--- EXERCISE INSTRUCTIONS ---
Count the lines in the data below where the string "easy" occurs, please, and give the number alone.

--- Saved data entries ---
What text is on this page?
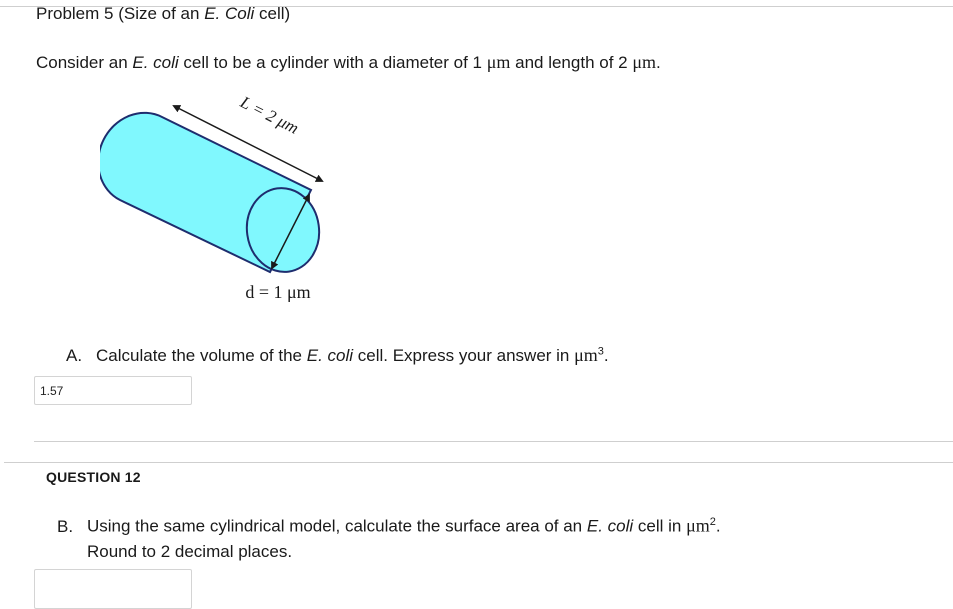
Problem 5 (Size of an E. Coli cell)
Consider an E. coli cell to be a cylinder with a diameter of 1 μm and length of 2 μm.
L = 2 μm
d = 1 μm
A. Calculate the volume of the E. coli cell. Express your answer in $\mu m^3$.
1.57
QUESTION 12
B. Using the same cylindrical model, calculate the surface area of an E. coli cell in $\mu m^2$.
Round to 2 decimal places.
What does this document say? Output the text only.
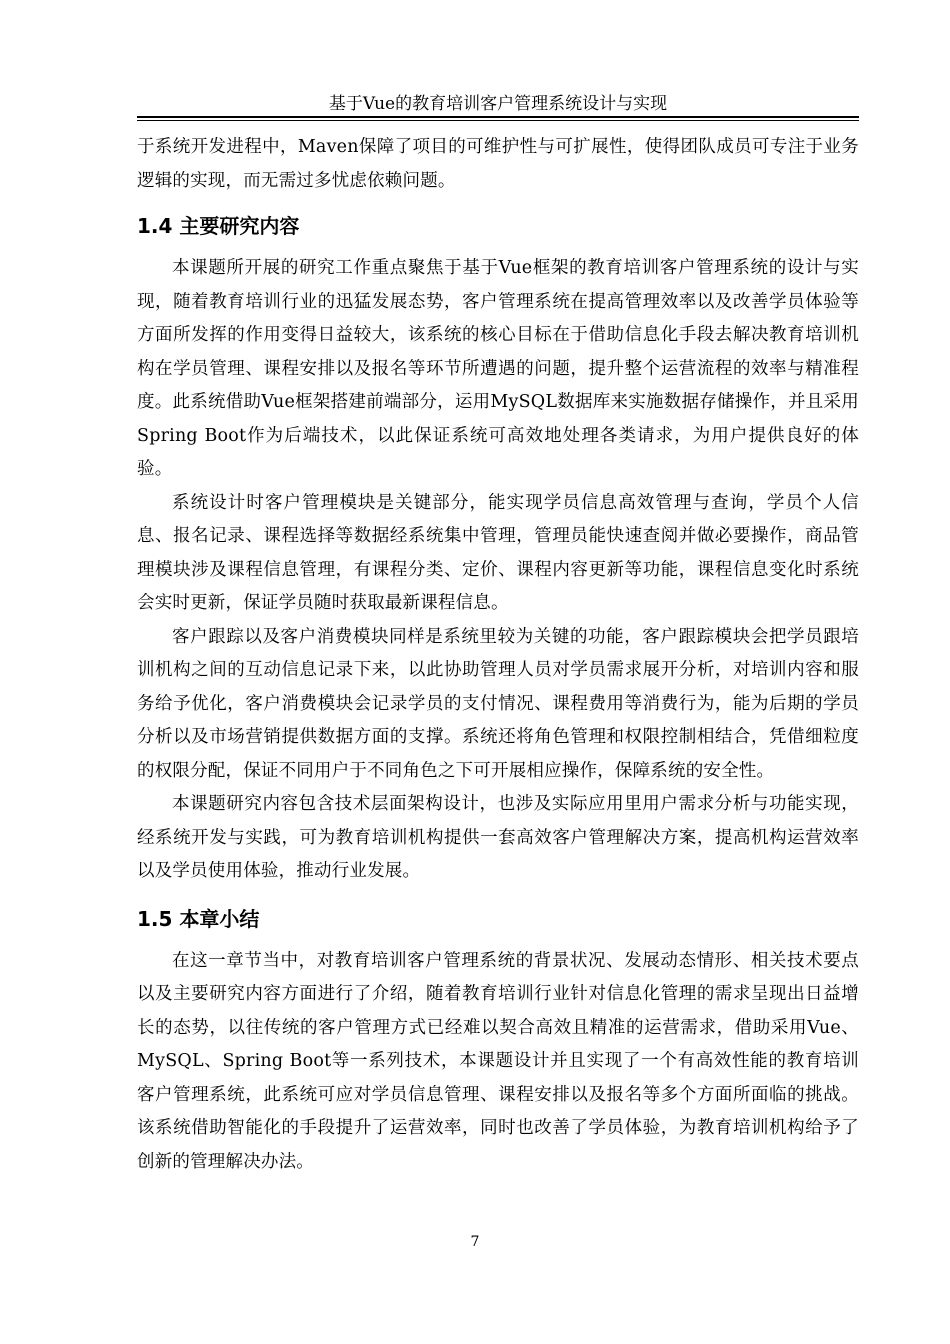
基于Vue的教育培训客户管理系统设计与实现

于系统开发进程中，Maven保障了项目的可维护性与可扩展性，使得团队成员可专注于业务逻辑的实现，而无需过多忧虑依赖问题。

1.4 主要研究内容

本课题所开展的研究工作重点聚焦于基于Vue框架的教育培训客户管理系统的设计与实现，随着教育培训行业的迅猛发展态势，客户管理系统在提高管理效率以及改善学员体验等方面所发挥的作用变得日益较大，该系统的核心目标在于借助信息化手段去解决教育培训机构在学员管理、课程安排以及报名等环节所遭遇的问题，提升整个运营流程的效率与精准程度。此系统借助Vue框架搭建前端部分，运用MySQL数据库来实施数据存储操作，并且采用Spring Boot作为后端技术，以此保证系统可高效地处理各类请求，为用户提供良好的体验。

系统设计时客户管理模块是关键部分，能实现学员信息高效管理与查询，学员个人信息、报名记录、课程选择等数据经系统集中管理，管理员能快速查阅并做必要操作，商品管理模块涉及课程信息管理，有课程分类、定价、课程内容更新等功能，课程信息变化时系统会实时更新，保证学员随时获取最新课程信息。

客户跟踪以及客户消费模块同样是系统里较为关键的功能，客户跟踪模块会把学员跟培训机构之间的互动信息记录下来，以此协助管理人员对学员需求展开分析，对培训内容和服务给予优化，客户消费模块会记录学员的支付情况、课程费用等消费行为，能为后期的学员分析以及市场营销提供数据方面的支撑。系统还将角色管理和权限控制相结合，凭借细粒度的权限分配，保证不同用户于不同角色之下可开展相应操作，保障系统的安全性。

本课题研究内容包含技术层面架构设计，也涉及实际应用里用户需求分析与功能实现，经系统开发与实践，可为教育培训机构提供一套高效客户管理解决方案，提高机构运营效率以及学员使用体验，推动行业发展。

1.5 本章小结

在这一章节当中，对教育培训客户管理系统的背景状况、发展动态情形、相关技术要点以及主要研究内容方面进行了介绍，随着教育培训行业针对信息化管理的需求呈现出日益增长的态势，以往传统的客户管理方式已经难以契合高效且精准的运营需求，借助采用Vue、MySQL、Spring Boot等一系列技术，本课题设计并且实现了一个有高效性能的教育培训客户管理系统，此系统可应对学员信息管理、课程安排以及报名等多个方面所面临的挑战。该系统借助智能化的手段提升了运营效率，同时也改善了学员体验，为教育培训机构给予了创新的管理解决办法。

7
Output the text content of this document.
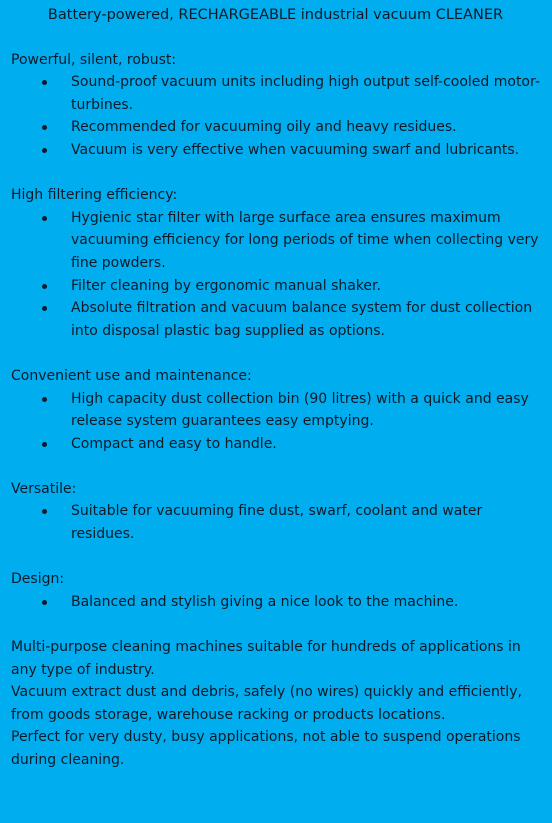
Battery-powered, RECHARGEABLE industrial vacuum CLEANER
Powerful, silent, robust:
Sound-proof vacuum units including high output self-cooled motor-turbines.
Recommended for vacuuming oily and heavy residues.
Vacuum is very effective when vacuuming swarf and lubricants.
High filtering efficiency:
Hygienic star filter with large surface area ensures maximum vacuuming efficiency for long periods of time when collecting very fine powders.
Filter cleaning by ergonomic manual shaker.
Absolute filtration and vacuum balance system for dust collection into disposal plastic bag supplied as options.
Convenient use and maintenance:
High capacity dust collection bin (90 litres) with a quick and easy release system guarantees easy emptying.
Compact and easy to handle.
Versatile:
Suitable for vacuuming fine dust, swarf, coolant and water residues.
Design:
Balanced and stylish giving a nice look to the machine.

Multi-purpose cleaning machines suitable for hundreds of applications in any type of industry.

Vacuum extract dust and debris, safely (no wires) quickly and efficiently, from goods storage, warehouse racking or products locations.

Perfect for very dusty, busy applications, not able to suspend operations during cleaning.
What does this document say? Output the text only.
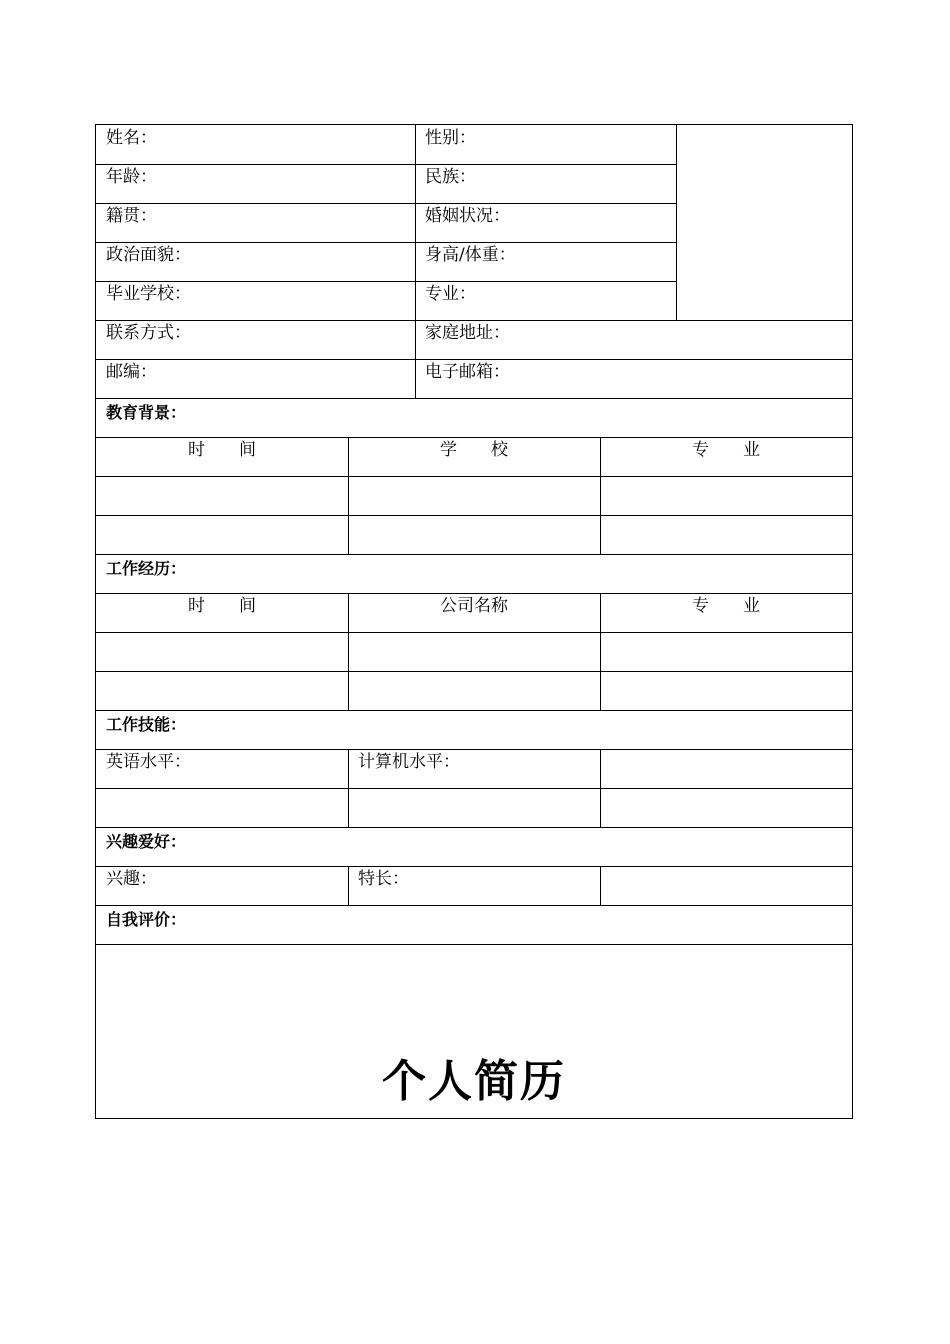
姓名：	性别：
年龄：	民族：
籍贯：	婚姻状况：
政治面貌：	身高/体重：
毕业学校：	专业：
联系方式：	家庭地址：
邮编：	电子邮箱：
教育背景：
时　　间	学　　校	专　　业
工作经历：
时　　间	公司名称	专　　业
工作技能：
英语水平：	计算机水平：
兴趣爱好：
兴趣：	特长：
自我评价：
个人简历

--- PROBLEM SOLUTION ---
2